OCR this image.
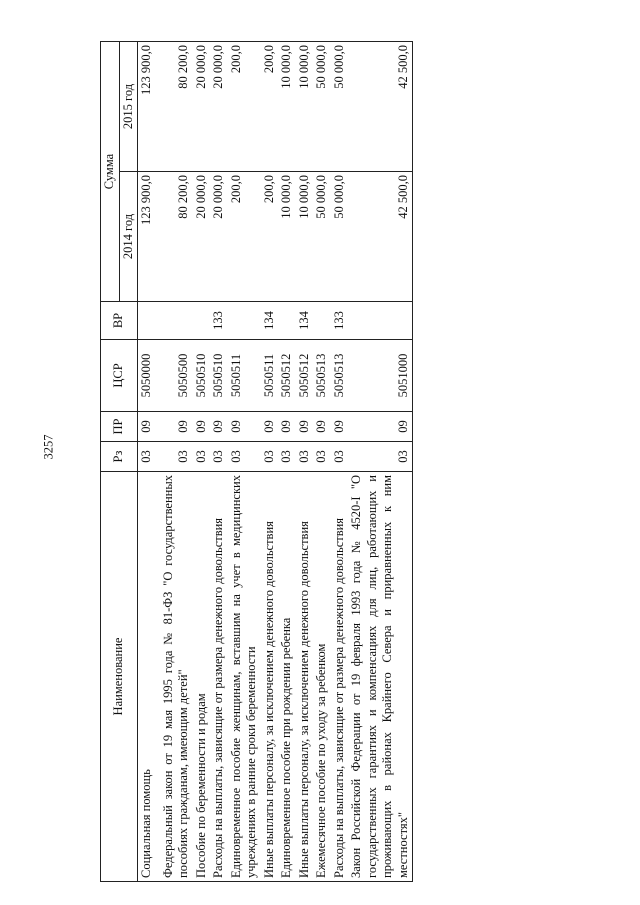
3257
Наименование	Рз	ПР	ЦСР	ВР	Сумма	
					2014 год	2015 год
Социальная помощь	03	09	5050000		123 900,0	123 900,0
Федеральный закон от 19 мая 1995 года № 81-ФЗ "О государственных пособиях гражданам, имеющим детей"	03	09	5050500		80 200,0	80 200,0
Пособие по беременности и родам	03	09	5050510		20 000,0	20 000,0
Расходы на выплаты, зависящие от размера денежного довольствия	03	09	5050510	133	20 000,0	20 000,0
Единовременное пособие женщинам, вставшим на учет в медицинских учреждениях в ранние сроки беременности	03	09	5050511		200,0	200,0
Иные выплаты персоналу, за исключением денежного довольствия	03	09	5050511	134	200,0	200,0
Единовременное пособие при рождении ребенка	03	09	5050512		10 000,0	10 000,0
Иные выплаты персоналу, за исключением денежного довольствия	03	09	5050512	134	10 000,0	10 000,0
Ежемесячное пособие по уходу за ребенком	03	09	5050513		50 000,0	50 000,0
Расходы на выплаты, зависящие от размера денежного довольствия	03	09	5050513	133	50 000,0	50 000,0
Закон Российской Федерации от 19 февраля 1993 года № 4520-I "О государственных гарантиях и компенсациях для лиц, работающих и проживающих в районах Крайнего Севера и приравненных к ним местностях"	03	09	5051000		42 500,0	42 500,0
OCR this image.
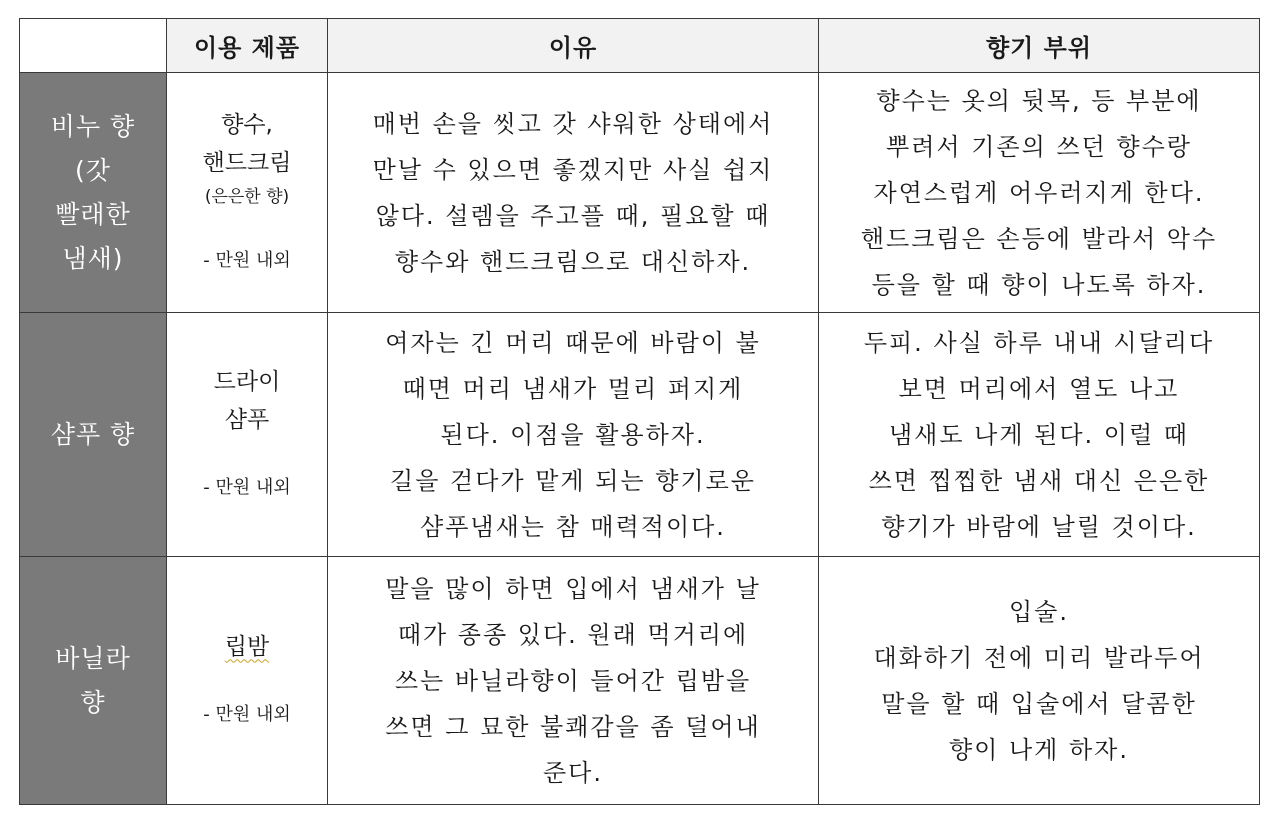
	이용 제품	이유	향기 부위

비누 향
(갓
빨래한
냄새)	향수,
핸드크림
(은은한 향)
- 만원 내외	매번 손을 씻고 갓 샤워한 상태에서
만날 수 있으면 좋겠지만 사실 쉽지
않다. 설렘을 주고플 때, 필요할 때
향수와 핸드크림으로 대신하자.	향수는 옷의 뒷목, 등 부분에
뿌려서 기존의 쓰던 향수랑
자연스럽게 어우러지게 한다.
핸드크림은 손등에 발라서 악수
등을 할 때 향이 나도록 하자.

샴푸 향	드라이
샴푸
- 만원 내외	여자는 긴 머리 때문에 바람이 불
때면 머리 냄새가 멀리 퍼지게
된다. 이점을 활용하자.
길을 걷다가 맡게 되는 향기로운
샴푸냄새는 참 매력적이다.	두피. 사실 하루 내내 시달리다
보면 머리에서 열도 나고
냄새도 나게 된다. 이럴 때
쓰면 찝찝한 냄새 대신 은은한
향기가 바람에 날릴 것이다.

바닐라
향	립밤
- 만원 내외	말을 많이 하면 입에서 냄새가 날
때가 종종 있다. 원래 먹거리에
쓰는 바닐라향이 들어간 립밤을
쓰면 그 묘한 불쾌감을 좀 덜어내
준다.	입술.
대화하기 전에 미리 발라두어
말을 할 때 입술에서 달콤한
향이 나게 하자.
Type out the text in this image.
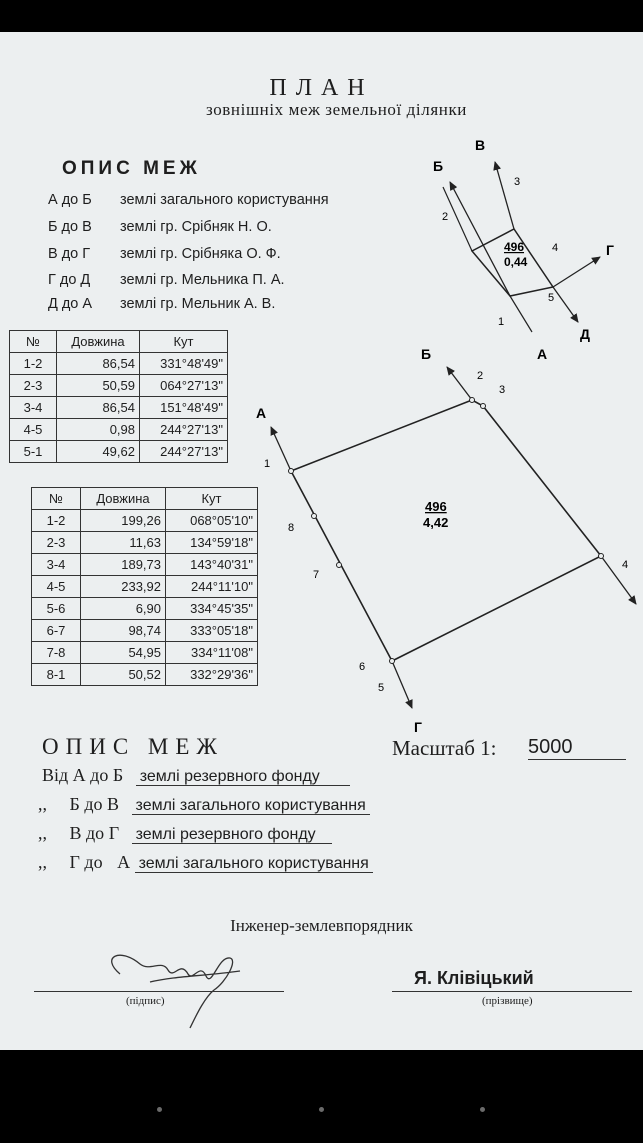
ПЛАН
зовнішніх меж земельної ділянки
ОПИС МЕЖ
А до Б землі загального користування
Б до В землі гр. Срібняк Н. О.
В до Г землі гр. Срібняка О. Ф.
Г до Д землі гр. Мельника П. А.
Д до А землі гр. Мельник А. В.
№	Довжина	Кут
1-2	86,54	331°48'49"
2-3	50,59	064°27'13"
3-4	86,54	151°48'49"
4-5	0,98	244°27'13"
5-1	49,62	244°27'13"
№	Довжина	Кут
1-2	199,26	068°05'10"
2-3	11,63	134°59'18"
3-4	189,73	143°40'31"
4-5	233,92	244°11'10"
5-6	6,90	334°45'35"
6-7	98,74	333°05'18"
7-8	54,95	334°11'08"
8-1	50,52	332°29'36"
496
0,44
В
Б
Г
Д
А
1
2
3
4
5
496
4,42
Б
А
Г
1
2
3
4
5
6
7
8
ОПИС МЕЖ	Масштаб 1: 5000
Від А до Б землі резервного фонду
,, Б до В землі загального користування
,, В до Г землі резервного фонду
,, Г до А землі загального користування
Інженер-землевпорядник
(підпис)
Я. Клівіцький
(прізвище)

____________

*THE REQUEST*. Repeat the listing in full and exactly. Do not include any images.

*OUTPUT OF THE TASK*.
OCR this image.
3257
Наименование	Рз	ПР	ЦСР	ВР	Сумма	
					2014 год	2015 год
Социальная помощь	03	09	5050000		123 900,0	123 900,0
Федеральный закон от 19 мая 1995 года № 81-ФЗ "О государственных пособиях гражданам, имеющим детей"	03	09	5050500		80 200,0	80 200,0
Пособие по беременности и родам	03	09	5050510		20 000,0	20 000,0
Расходы на выплаты, зависящие от размера денежного довольствия	03	09	5050510	133	20 000,0	20 000,0
Единовременное пособие женщинам, вставшим на учет в медицинских учреждениях в ранние сроки беременности	03	09	5050511		200,0	200,0
Иные выплаты персоналу, за исключением денежного довольствия	03	09	5050511	134	200,0	200,0
Единовременное пособие при рождении ребенка	03	09	5050512		10 000,0	10 000,0
Иные выплаты персоналу, за исключением денежного довольствия	03	09	5050512	134	10 000,0	10 000,0
Ежемесячное пособие по уходу за ребенком	03	09	5050513		50 000,0	50 000,0
Расходы на выплаты, зависящие от размера денежного довольствия	03	09	5050513	133	50 000,0	50 000,0
Закон Российской Федерации от 19 февраля 1993 года № 4520-I "О государственных гарантиях и компенсациях для лиц, работающих и проживающих в районах Крайнего Севера и приравненных к ним местностях"	03	09	5051000		42 500,0	42 500,0
OCR this image.
	이용 제품	이유	향기 부위

비누 향
(갓
빨래한
냄새)	향수,
핸드크림
(은은한 향)
- 만원 내외	매번 손을 씻고 갓 샤워한 상태에서
만날 수 있으면 좋겠지만 사실 쉽지
않다. 설렘을 주고플 때, 필요할 때
향수와 핸드크림으로 대신하자.	향수는 옷의 뒷목, 등 부분에
뿌려서 기존의 쓰던 향수랑
자연스럽게 어우러지게 한다.
핸드크림은 손등에 발라서 악수
등을 할 때 향이 나도록 하자.

샴푸 향	드라이
샴푸
- 만원 내외	여자는 긴 머리 때문에 바람이 불
때면 머리 냄새가 멀리 퍼지게
된다. 이점을 활용하자.
길을 걷다가 맡게 되는 향기로운
샴푸냄새는 참 매력적이다.	두피. 사실 하루 내내 시달리다
보면 머리에서 열도 나고
냄새도 나게 된다. 이럴 때
쓰면 찝찝한 냄새 대신 은은한
향기가 바람에 날릴 것이다.

바닐라
향	립밤
- 만원 내외	말을 많이 하면 입에서 냄새가 날
때가 종종 있다. 원래 먹거리에
쓰는 바닐라향이 들어간 립밤을
쓰면 그 묘한 불쾌감을 좀 덜어내
준다.	입술.
대화하기 전에 미리 발라두어
말을 할 때 입술에서 달콤한
향이 나게 하자.
Type out the text in this image.
ПЛАН
зовнішніх меж земельної ділянки
ОПИС МЕЖ
А до Б землі загального користування
Б до В землі гр. Срібняк Н. О.
В до Г землі гр. Срібняка О. Ф.
Г до Д землі гр. Мельника П. А.
Д до А землі гр. Мельник А. В.
№	Довжина	Кут
1-2	86,54	331°48'49"
2-3	50,59	064°27'13"
3-4	86,54	151°48'49"
4-5	0,98	244°27'13"
5-1	49,62	244°27'13"
№	Довжина	Кут
1-2	199,26	068°05'10"
2-3	11,63	134°59'18"
3-4	189,73	143°40'31"
4-5	233,92	244°11'10"
5-6	6,90	334°45'35"
6-7	98,74	333°05'18"
7-8	54,95	334°11'08"
8-1	50,52	332°29'36"
496
0,44
В
Б
Г
Д
А
1
2
3
4
5
496
4,42
Б
А
Г
1
2
3
4
5
6
7
8
ОПИС МЕЖ	Масштаб 1: 5000
Від А до Б землі резервного фонду
,, Б до В землі загального користування
,, В до Г землі резервного фонду
,, Г до А землі загального користування
Інженер-землевпорядник
(підпис)
Я. Клівіцький
(прізвище)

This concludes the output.